Find the word "Press" in the listing. Copy out each line where it occurs.
#### Given records
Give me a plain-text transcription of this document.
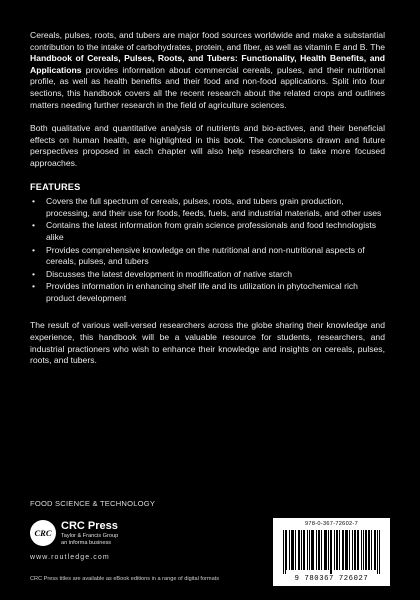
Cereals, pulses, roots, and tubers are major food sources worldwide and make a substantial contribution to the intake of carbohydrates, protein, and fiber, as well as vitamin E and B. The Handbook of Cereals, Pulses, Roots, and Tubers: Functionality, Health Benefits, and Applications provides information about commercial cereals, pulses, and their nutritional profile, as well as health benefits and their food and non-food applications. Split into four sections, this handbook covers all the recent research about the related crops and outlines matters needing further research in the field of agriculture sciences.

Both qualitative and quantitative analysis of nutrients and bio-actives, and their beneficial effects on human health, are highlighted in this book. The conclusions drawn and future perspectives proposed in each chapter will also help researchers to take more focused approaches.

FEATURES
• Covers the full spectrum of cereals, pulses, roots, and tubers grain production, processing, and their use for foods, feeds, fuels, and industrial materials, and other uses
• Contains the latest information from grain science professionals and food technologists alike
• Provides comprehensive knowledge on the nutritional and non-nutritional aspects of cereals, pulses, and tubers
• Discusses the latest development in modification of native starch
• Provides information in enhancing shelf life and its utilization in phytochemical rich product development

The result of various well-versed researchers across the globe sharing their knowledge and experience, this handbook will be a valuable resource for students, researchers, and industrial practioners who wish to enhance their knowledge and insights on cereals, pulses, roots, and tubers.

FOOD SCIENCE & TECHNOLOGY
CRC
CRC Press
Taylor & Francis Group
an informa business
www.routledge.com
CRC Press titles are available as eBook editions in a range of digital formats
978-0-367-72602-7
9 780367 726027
########
◆ Task output ◆
CRC Press
CRC Press titles are available as eBook editions in a range of digital formats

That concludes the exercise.